[Source data]
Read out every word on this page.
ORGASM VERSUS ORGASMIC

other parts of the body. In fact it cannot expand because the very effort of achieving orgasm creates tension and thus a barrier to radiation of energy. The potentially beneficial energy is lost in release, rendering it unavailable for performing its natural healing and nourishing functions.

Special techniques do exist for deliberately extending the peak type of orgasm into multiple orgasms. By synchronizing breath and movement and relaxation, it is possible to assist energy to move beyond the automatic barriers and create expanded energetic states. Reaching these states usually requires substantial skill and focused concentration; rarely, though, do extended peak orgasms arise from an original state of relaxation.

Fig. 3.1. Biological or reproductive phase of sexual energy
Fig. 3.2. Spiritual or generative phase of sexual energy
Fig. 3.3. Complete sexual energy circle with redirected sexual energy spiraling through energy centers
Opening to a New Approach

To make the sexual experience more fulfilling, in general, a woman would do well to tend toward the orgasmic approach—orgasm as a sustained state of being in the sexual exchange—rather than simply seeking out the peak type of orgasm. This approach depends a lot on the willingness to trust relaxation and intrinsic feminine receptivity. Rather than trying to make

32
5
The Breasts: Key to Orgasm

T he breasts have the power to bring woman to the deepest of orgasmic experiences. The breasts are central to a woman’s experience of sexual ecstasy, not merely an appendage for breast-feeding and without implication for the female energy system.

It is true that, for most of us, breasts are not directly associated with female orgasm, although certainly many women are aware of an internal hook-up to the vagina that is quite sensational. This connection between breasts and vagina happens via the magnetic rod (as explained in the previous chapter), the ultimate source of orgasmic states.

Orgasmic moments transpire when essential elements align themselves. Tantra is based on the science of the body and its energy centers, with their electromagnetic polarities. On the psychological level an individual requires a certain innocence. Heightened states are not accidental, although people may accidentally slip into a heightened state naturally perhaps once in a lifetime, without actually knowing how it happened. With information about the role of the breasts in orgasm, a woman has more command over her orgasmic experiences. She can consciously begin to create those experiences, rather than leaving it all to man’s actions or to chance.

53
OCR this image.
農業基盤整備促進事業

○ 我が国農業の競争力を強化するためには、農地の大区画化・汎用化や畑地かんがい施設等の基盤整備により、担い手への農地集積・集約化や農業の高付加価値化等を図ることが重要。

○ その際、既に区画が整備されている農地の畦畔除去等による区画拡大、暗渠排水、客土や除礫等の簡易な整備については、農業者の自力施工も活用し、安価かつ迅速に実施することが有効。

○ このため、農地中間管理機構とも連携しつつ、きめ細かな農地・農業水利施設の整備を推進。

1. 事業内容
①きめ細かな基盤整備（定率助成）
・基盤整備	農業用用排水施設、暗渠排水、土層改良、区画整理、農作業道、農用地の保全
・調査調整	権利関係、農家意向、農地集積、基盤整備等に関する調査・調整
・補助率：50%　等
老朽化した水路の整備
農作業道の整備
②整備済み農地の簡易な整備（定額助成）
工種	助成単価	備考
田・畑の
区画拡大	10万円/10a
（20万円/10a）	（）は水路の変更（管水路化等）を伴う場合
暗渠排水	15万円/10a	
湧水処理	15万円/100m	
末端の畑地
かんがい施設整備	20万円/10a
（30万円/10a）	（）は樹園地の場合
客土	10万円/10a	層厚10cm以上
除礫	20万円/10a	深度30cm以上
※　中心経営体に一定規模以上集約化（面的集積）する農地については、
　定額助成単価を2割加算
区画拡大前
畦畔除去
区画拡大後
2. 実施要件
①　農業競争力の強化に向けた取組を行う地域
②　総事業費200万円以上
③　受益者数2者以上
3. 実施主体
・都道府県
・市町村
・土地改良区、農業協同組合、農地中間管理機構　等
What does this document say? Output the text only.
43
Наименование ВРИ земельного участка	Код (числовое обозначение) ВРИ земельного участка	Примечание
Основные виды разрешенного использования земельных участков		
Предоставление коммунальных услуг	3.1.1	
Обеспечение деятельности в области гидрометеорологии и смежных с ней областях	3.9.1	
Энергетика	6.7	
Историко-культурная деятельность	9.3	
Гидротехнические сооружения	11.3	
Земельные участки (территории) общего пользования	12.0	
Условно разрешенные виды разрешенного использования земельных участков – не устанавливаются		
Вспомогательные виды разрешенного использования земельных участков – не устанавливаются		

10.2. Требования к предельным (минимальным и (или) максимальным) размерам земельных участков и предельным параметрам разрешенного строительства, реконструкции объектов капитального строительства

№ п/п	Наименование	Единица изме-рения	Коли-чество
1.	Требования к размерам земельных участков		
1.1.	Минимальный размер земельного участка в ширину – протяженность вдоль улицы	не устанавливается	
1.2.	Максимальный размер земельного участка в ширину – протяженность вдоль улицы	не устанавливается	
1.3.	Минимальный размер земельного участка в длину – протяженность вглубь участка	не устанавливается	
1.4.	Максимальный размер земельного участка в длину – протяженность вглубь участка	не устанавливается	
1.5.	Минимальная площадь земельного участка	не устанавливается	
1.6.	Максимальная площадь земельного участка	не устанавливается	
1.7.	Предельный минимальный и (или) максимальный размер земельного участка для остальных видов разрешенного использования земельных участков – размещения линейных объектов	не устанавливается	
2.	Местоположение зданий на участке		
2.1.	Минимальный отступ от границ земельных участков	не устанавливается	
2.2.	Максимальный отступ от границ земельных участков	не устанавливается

» **Aim**:
Produce an exact copy of every entry above.

» **Exercise solution**:
Read out every word on this page.
ORGASM VERSUS ORGASMIC

other parts of the body. In fact it cannot expand because the very effort of achieving orgasm creates tension and thus a barrier to radiation of energy. The potentially beneficial energy is lost in release, rendering it unavailable for performing its natural healing and nourishing functions.

Special techniques do exist for deliberately extending the peak type of orgasm into multiple orgasms. By synchronizing breath and movement and relaxation, it is possible to assist energy to move beyond the automatic barriers and create expanded energetic states. Reaching these states usually requires substantial skill and focused concentration; rarely, though, do extended peak orgasms arise from an original state of relaxation.

Fig. 3.1. Biological or reproductive phase of sexual energy
Fig. 3.2. Spiritual or generative phase of sexual energy
Fig. 3.3. Complete sexual energy circle with redirected sexual energy spiraling through energy centers
Opening to a New Approach

To make the sexual experience more fulfilling, in general, a woman would do well to tend toward the orgasmic approach—orgasm as a sustained state of being in the sexual exchange—rather than simply seeking out the peak type of orgasm. This approach depends a lot on the willingness to trust relaxation and intrinsic feminine receptivity. Rather than trying to make

32
5
The Breasts: Key to Orgasm

T he breasts have the power to bring woman to the deepest of orgasmic experiences. The breasts are central to a woman’s experience of sexual ecstasy, not merely an appendage for breast-feeding and without implication for the female energy system.

It is true that, for most of us, breasts are not directly associated with female orgasm, although certainly many women are aware of an internal hook-up to the vagina that is quite sensational. This connection between breasts and vagina happens via the magnetic rod (as explained in the previous chapter), the ultimate source of orgasmic states.

Orgasmic moments transpire when essential elements align themselves. Tantra is based on the science of the body and its energy centers, with their electromagnetic polarities. On the psychological level an individual requires a certain innocence. Heightened states are not accidental, although people may accidentally slip into a heightened state naturally perhaps once in a lifetime, without actually knowing how it happened. With information about the role of the breasts in orgasm, a woman has more command over her orgasmic experiences. She can consciously begin to create those experiences, rather than leaving it all to man’s actions or to chance.

53
OCR this image.
農業基盤整備促進事業

○ 我が国農業の競争力を強化するためには、農地の大区画化・汎用化や畑地かんがい施設等の基盤整備により、担い手への農地集積・集約化や農業の高付加価値化等を図ることが重要。

○ その際、既に区画が整備されている農地の畦畔除去等による区画拡大、暗渠排水、客土や除礫等の簡易な整備については、農業者の自力施工も活用し、安価かつ迅速に実施することが有効。

○ このため、農地中間管理機構とも連携しつつ、きめ細かな農地・農業水利施設の整備を推進。

1. 事業内容
①きめ細かな基盤整備（定率助成）
・基盤整備	農業用用排水施設、暗渠排水、土層改良、区画整理、農作業道、農用地の保全
・調査調整	権利関係、農家意向、農地集積、基盤整備等に関する調査・調整
・補助率：50%　等
老朽化した水路の整備
農作業道の整備
②整備済み農地の簡易な整備（定額助成）
工種	助成単価	備考
田・畑の
区画拡大	10万円/10a
（20万円/10a）	（）は水路の変更（管水路化等）を伴う場合
暗渠排水	15万円/10a	
湧水処理	15万円/100m	
末端の畑地
かんがい施設整備	20万円/10a
（30万円/10a）	（）は樹園地の場合
客土	10万円/10a	層厚10cm以上
除礫	20万円/10a	深度30cm以上
※　中心経営体に一定規模以上集約化（面的集積）する農地については、
　定額助成単価を2割加算
区画拡大前
畦畔除去
区画拡大後
2. 実施要件
①　農業競争力の強化に向けた取組を行う地域
②　総事業費200万円以上
③　受益者数2者以上
3. 実施主体
・都道府県
・市町村
・土地改良区、農業協同組合、農地中間管理機構　等
What does this document say? Output the text only.
43
Наименование ВРИ земельного участка	Код (числовое обозначение) ВРИ земельного участка	Примечание
Основные виды разрешенного использования земельных участков		
Предоставление коммунальных услуг	3.1.1	
Обеспечение деятельности в области гидрометеорологии и смежных с ней областях	3.9.1	
Энергетика	6.7	
Историко-культурная деятельность	9.3	
Гидротехнические сооружения	11.3	
Земельные участки (территории) общего пользования	12.0	
Условно разрешенные виды разрешенного использования земельных участков – не устанавливаются		
Вспомогательные виды разрешенного использования земельных участков – не устанавливаются		

10.2. Требования к предельным (минимальным и (или) максимальным) размерам земельных участков и предельным параметрам разрешенного строительства, реконструкции объектов капитального строительства

№ п/п	Наименование	Единица изме-рения	Коли-чество
1.	Требования к размерам земельных участков		
1.1.	Минимальный размер земельного участка в ширину – протяженность вдоль улицы	не устанавливается	
1.2.	Максимальный размер земельного участка в ширину – протяженность вдоль улицы	не устанавливается	
1.3.	Минимальный размер земельного участка в длину – протяженность вглубь участка	не устанавливается	
1.4.	Максимальный размер земельного участка в длину – протяженность вглубь участка	не устанавливается	
1.5.	Минимальная площадь земельного участка	не устанавливается	
1.6.	Максимальная площадь земельного участка	не устанавливается	
1.7.	Предельный минимальный и (или) максимальный размер земельного участка для остальных видов разрешенного использования земельных участков – размещения линейных объектов	не устанавливается	
2.	Местоположение зданий на участке		
2.1.	Минимальный отступ от границ земельных участков	не устанавливается	
2.2.	Максимальный отступ от границ земельных участков	не устанавливается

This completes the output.